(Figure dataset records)
+-------+

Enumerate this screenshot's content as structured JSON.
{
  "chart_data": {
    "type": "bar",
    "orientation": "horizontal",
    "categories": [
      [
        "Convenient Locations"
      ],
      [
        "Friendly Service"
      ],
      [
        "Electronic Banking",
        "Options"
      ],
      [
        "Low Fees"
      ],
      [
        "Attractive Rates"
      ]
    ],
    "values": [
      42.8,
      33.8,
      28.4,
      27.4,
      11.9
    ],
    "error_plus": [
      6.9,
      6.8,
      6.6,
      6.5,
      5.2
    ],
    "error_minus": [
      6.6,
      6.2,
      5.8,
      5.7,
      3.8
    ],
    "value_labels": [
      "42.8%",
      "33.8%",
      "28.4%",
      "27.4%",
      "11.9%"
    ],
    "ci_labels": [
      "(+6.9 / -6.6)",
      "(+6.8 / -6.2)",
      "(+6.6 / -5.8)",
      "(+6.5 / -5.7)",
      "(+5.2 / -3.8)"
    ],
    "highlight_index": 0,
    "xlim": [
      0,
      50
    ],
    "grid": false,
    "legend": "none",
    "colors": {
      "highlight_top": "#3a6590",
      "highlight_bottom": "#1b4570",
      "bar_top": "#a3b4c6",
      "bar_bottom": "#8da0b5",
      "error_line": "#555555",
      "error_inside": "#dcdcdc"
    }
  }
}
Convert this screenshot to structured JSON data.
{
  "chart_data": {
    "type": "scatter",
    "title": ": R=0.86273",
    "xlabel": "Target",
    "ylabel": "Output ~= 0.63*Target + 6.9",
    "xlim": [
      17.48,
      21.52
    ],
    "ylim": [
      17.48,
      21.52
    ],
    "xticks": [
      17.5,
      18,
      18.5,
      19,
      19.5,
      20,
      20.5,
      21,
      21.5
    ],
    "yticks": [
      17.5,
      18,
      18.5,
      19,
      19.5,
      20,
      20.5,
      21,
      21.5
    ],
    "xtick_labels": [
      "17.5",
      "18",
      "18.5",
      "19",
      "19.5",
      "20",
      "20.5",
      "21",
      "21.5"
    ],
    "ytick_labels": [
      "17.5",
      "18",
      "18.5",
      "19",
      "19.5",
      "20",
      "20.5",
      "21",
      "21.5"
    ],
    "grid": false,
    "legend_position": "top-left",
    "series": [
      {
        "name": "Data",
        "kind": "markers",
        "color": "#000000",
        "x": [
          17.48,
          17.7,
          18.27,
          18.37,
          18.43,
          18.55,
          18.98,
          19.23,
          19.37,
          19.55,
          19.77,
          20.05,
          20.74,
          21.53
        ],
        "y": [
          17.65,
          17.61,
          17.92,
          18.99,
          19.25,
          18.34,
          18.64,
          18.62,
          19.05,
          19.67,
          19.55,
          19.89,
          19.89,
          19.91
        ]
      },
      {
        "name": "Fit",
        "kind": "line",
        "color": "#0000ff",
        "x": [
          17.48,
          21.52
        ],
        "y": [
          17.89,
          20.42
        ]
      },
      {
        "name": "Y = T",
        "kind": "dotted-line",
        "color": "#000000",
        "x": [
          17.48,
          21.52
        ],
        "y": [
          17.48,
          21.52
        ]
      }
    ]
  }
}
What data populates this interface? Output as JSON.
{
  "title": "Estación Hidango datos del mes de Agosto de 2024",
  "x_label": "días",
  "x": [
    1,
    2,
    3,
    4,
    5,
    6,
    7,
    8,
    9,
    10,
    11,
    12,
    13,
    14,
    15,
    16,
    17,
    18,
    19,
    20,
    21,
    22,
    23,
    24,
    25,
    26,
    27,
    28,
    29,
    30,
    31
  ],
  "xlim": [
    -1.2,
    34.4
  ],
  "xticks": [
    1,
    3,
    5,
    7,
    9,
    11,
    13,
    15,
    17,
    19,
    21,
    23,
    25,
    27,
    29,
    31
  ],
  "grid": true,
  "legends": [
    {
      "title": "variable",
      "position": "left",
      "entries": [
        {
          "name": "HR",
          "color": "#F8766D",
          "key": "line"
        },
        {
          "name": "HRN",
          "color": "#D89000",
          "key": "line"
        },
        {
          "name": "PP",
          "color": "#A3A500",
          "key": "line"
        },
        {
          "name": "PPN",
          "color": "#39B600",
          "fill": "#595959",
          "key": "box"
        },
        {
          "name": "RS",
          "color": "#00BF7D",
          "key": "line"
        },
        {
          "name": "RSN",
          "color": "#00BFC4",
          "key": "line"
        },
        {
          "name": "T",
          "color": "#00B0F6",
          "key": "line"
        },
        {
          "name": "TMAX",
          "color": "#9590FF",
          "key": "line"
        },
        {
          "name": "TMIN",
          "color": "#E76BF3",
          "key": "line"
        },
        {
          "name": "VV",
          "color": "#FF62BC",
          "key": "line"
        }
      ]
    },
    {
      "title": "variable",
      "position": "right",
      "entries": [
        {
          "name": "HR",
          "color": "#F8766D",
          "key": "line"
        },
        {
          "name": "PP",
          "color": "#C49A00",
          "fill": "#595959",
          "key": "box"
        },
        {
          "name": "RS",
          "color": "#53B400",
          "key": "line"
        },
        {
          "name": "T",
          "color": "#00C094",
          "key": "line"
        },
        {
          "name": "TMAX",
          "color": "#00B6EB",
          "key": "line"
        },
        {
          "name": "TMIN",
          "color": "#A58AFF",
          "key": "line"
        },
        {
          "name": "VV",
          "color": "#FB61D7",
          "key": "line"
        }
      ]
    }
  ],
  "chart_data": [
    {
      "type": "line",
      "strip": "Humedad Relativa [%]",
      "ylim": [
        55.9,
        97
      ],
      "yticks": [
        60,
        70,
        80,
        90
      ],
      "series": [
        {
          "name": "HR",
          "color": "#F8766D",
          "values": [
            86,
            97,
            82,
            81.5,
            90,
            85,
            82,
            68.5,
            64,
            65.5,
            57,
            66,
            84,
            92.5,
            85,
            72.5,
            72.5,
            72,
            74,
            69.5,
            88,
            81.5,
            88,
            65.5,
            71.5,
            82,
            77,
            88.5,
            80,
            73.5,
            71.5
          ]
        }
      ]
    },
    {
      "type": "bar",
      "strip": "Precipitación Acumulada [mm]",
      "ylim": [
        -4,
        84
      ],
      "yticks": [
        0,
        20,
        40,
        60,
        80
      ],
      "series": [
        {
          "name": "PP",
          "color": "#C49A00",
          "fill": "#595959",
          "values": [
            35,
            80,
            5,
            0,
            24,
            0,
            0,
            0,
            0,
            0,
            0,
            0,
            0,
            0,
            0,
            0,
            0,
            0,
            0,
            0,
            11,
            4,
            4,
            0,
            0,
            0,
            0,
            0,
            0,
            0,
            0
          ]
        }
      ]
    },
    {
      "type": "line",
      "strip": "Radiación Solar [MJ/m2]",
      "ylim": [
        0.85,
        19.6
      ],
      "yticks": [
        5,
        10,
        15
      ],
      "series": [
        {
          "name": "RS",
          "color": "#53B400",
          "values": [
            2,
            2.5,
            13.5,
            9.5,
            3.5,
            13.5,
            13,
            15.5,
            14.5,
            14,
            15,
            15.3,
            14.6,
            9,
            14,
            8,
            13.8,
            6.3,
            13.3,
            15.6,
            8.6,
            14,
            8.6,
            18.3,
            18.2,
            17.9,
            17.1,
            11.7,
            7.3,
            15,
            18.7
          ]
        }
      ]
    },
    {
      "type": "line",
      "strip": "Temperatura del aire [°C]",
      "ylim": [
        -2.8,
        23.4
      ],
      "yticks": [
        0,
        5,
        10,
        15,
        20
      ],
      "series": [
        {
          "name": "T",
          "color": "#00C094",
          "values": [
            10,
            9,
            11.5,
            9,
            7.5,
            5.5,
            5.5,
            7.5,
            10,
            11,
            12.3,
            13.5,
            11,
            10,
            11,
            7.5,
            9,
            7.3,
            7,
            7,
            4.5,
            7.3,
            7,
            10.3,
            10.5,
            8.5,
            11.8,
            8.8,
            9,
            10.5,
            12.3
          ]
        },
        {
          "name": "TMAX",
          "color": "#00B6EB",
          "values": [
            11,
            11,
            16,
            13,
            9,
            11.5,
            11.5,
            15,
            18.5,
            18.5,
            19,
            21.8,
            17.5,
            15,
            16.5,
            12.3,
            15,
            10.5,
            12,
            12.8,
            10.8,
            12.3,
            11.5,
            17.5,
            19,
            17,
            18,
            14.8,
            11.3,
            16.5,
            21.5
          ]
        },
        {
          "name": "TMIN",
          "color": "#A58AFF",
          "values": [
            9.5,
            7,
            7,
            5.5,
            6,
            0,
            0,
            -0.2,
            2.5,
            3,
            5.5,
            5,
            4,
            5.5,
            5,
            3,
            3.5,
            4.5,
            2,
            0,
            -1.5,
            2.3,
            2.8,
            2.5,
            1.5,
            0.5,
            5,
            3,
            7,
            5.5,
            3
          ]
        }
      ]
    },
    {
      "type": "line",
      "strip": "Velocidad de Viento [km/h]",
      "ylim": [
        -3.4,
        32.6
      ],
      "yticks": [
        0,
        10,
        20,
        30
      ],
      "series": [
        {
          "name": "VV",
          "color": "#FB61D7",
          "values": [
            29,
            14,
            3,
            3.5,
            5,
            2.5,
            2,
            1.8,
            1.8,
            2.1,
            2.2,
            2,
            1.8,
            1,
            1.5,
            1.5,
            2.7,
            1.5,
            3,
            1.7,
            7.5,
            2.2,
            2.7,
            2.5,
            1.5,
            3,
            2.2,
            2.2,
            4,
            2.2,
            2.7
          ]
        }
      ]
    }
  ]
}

+-------+

▶ [Short exercise] Scan the listing above for the word "title" and show each line where it is found.

▶ [Reply]
    "title": ": R=0.86273",
  "title": "Estación Hidango datos del mes de Agosto de 2024",
      "title": "variable",
      "title": "variable",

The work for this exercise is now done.